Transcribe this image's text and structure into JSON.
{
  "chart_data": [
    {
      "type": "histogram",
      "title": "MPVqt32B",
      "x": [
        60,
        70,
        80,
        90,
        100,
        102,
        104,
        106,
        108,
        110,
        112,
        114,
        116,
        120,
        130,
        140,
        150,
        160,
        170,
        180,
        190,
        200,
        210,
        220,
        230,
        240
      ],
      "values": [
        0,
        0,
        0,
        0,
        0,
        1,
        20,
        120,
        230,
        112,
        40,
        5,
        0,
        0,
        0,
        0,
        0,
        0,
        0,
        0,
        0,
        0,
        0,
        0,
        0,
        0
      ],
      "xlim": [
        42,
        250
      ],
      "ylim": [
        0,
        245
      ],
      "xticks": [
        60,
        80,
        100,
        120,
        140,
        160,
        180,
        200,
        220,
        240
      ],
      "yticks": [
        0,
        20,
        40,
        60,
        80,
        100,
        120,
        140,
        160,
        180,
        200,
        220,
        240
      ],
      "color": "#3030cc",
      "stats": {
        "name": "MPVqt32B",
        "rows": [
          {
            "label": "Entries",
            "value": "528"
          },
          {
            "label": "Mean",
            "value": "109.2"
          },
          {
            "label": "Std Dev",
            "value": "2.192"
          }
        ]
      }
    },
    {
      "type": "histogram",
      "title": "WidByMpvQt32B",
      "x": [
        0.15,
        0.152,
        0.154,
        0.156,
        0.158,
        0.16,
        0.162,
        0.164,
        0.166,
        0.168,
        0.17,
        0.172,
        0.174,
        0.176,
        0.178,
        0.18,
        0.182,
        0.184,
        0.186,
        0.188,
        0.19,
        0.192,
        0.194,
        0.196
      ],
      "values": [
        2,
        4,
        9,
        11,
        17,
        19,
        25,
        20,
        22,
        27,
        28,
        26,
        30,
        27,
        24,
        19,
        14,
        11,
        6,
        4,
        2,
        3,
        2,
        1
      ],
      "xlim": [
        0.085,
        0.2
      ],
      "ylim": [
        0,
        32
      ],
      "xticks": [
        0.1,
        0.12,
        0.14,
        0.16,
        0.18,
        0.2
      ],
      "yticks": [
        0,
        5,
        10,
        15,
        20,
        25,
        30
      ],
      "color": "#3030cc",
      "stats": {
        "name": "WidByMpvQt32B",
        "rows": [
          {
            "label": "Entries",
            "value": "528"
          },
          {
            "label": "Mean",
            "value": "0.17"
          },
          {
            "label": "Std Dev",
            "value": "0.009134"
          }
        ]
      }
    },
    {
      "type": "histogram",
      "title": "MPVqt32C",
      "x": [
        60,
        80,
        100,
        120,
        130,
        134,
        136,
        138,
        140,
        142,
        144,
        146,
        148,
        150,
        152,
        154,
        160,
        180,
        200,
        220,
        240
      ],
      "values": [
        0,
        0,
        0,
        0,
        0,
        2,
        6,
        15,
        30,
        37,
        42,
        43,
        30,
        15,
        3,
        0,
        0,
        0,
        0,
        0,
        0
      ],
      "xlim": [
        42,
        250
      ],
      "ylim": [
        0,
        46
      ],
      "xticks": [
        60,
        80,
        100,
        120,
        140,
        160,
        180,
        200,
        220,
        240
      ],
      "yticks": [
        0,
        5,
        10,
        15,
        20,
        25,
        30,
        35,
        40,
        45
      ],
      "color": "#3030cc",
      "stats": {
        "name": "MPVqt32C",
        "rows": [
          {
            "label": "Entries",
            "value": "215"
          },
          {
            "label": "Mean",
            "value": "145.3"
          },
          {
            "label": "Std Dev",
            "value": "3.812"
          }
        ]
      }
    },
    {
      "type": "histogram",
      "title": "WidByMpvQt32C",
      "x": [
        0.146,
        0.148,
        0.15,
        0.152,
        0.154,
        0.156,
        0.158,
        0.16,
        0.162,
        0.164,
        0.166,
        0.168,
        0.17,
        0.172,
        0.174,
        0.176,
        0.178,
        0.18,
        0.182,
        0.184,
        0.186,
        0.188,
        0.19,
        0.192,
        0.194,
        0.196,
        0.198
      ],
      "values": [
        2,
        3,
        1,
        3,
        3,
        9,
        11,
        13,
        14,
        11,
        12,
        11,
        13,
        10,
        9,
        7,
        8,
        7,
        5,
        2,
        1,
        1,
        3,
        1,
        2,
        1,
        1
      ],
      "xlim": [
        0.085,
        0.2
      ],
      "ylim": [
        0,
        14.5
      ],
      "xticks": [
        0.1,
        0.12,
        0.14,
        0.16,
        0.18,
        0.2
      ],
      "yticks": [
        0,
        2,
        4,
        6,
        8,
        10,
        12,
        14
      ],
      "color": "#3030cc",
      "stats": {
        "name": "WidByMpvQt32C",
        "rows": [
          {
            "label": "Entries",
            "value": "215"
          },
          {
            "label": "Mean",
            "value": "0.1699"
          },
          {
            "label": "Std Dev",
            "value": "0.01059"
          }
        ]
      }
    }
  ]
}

_____

| YOUR OBJECTIVE |
Each line must be given again exactly as written above.

| TASK RESPONSE |
Transcribe this image's text and structure into JSON.
{
  "chart_data": [
    {
      "type": "histogram",
      "title": "MPVqt32B",
      "x": [
        60,
        70,
        80,
        90,
        100,
        102,
        104,
        106,
        108,
        110,
        112,
        114,
        116,
        120,
        130,
        140,
        150,
        160,
        170,
        180,
        190,
        200,
        210,
        220,
        230,
        240
      ],
      "values": [
        0,
        0,
        0,
        0,
        0,
        1,
        20,
        120,
        230,
        112,
        40,
        5,
        0,
        0,
        0,
        0,
        0,
        0,
        0,
        0,
        0,
        0,
        0,
        0,
        0,
        0
      ],
      "xlim": [
        42,
        250
      ],
      "ylim": [
        0,
        245
      ],
      "xticks": [
        60,
        80,
        100,
        120,
        140,
        160,
        180,
        200,
        220,
        240
      ],
      "yticks": [
        0,
        20,
        40,
        60,
        80,
        100,
        120,
        140,
        160,
        180,
        200,
        220,
        240
      ],
      "color": "#3030cc",
      "stats": {
        "name": "MPVqt32B",
        "rows": [
          {
            "label": "Entries",
            "value": "528"
          },
          {
            "label": "Mean",
            "value": "109.2"
          },
          {
            "label": "Std Dev",
            "value": "2.192"
          }
        ]
      }
    },
    {
      "type": "histogram",
      "title": "WidByMpvQt32B",
      "x": [
        0.15,
        0.152,
        0.154,
        0.156,
        0.158,
        0.16,
        0.162,
        0.164,
        0.166,
        0.168,
        0.17,
        0.172,
        0.174,
        0.176,
        0.178,
        0.18,
        0.182,
        0.184,
        0.186,
        0.188,
        0.19,
        0.192,
        0.194,
        0.196
      ],
      "values": [
        2,
        4,
        9,
        11,
        17,
        19,
        25,
        20,
        22,
        27,
        28,
        26,
        30,
        27,
        24,
        19,
        14,
        11,
        6,
        4,
        2,
        3,
        2,
        1
      ],
      "xlim": [
        0.085,
        0.2
      ],
      "ylim": [
        0,
        32
      ],
      "xticks": [
        0.1,
        0.12,
        0.14,
        0.16,
        0.18,
        0.2
      ],
      "yticks": [
        0,
        5,
        10,
        15,
        20,
        25,
        30
      ],
      "color": "#3030cc",
      "stats": {
        "name": "WidByMpvQt32B",
        "rows": [
          {
            "label": "Entries",
            "value": "528"
          },
          {
            "label": "Mean",
            "value": "0.17"
          },
          {
            "label": "Std Dev",
            "value": "0.009134"
          }
        ]
      }
    },
    {
      "type": "histogram",
      "title": "MPVqt32C",
      "x": [
        60,
        80,
        100,
        120,
        130,
        134,
        136,
        138,
        140,
        142,
        144,
        146,
        148,
        150,
        152,
        154,
        160,
        180,
        200,
        220,
        240
      ],
      "values": [
        0,
        0,
        0,
        0,
        0,
        2,
        6,
        15,
        30,
        37,
        42,
        43,
        30,
        15,
        3,
        0,
        0,
        0,
        0,
        0,
        0
      ],
      "xlim": [
        42,
        250
      ],
      "ylim": [
        0,
        46
      ],
      "xticks": [
        60,
        80,
        100,
        120,
        140,
        160,
        180,
        200,
        220,
        240
      ],
      "yticks": [
        0,
        5,
        10,
        15,
        20,
        25,
        30,
        35,
        40,
        45
      ],
      "color": "#3030cc",
      "stats": {
        "name": "MPVqt32C",
        "rows": [
          {
            "label": "Entries",
            "value": "215"
          },
          {
            "label": "Mean",
            "value": "145.3"
          },
          {
            "label": "Std Dev",
            "value": "3.812"
          }
        ]
      }
    },
    {
      "type": "histogram",
      "title": "WidByMpvQt32C",
      "x": [
        0.146,
        0.148,
        0.15,
        0.152,
        0.154,
        0.156,
        0.158,
        0.16,
        0.162,
        0.164,
        0.166,
        0.168,
        0.17,
        0.172,
        0.174,
        0.176,
        0.178,
        0.18,
        0.182,
        0.184,
        0.186,
        0.188,
        0.19,
        0.192,
        0.194,
        0.196,
        0.198
      ],
      "values": [
        2,
        3,
        1,
        3,
        3,
        9,
        11,
        13,
        14,
        11,
        12,
        11,
        13,
        10,
        9,
        7,
        8,
        7,
        5,
        2,
        1,
        1,
        3,
        1,
        2,
        1,
        1
      ],
      "xlim": [
        0.085,
        0.2
      ],
      "ylim": [
        0,
        14.5
      ],
      "xticks": [
        0.1,
        0.12,
        0.14,
        0.16,
        0.18,
        0.2
      ],
      "yticks": [
        0,
        2,
        4,
        6,
        8,
        10,
        12,
        14
      ],
      "color": "#3030cc",
      "stats": {
        "name": "WidByMpvQt32C",
        "rows": [
          {
            "label": "Entries",
            "value": "215"
          },
          {
            "label": "Mean",
            "value": "0.1699"
          },
          {
            "label": "Std Dev",
            "value": "0.01059"
          }
        ]
      }
    }
  ]
}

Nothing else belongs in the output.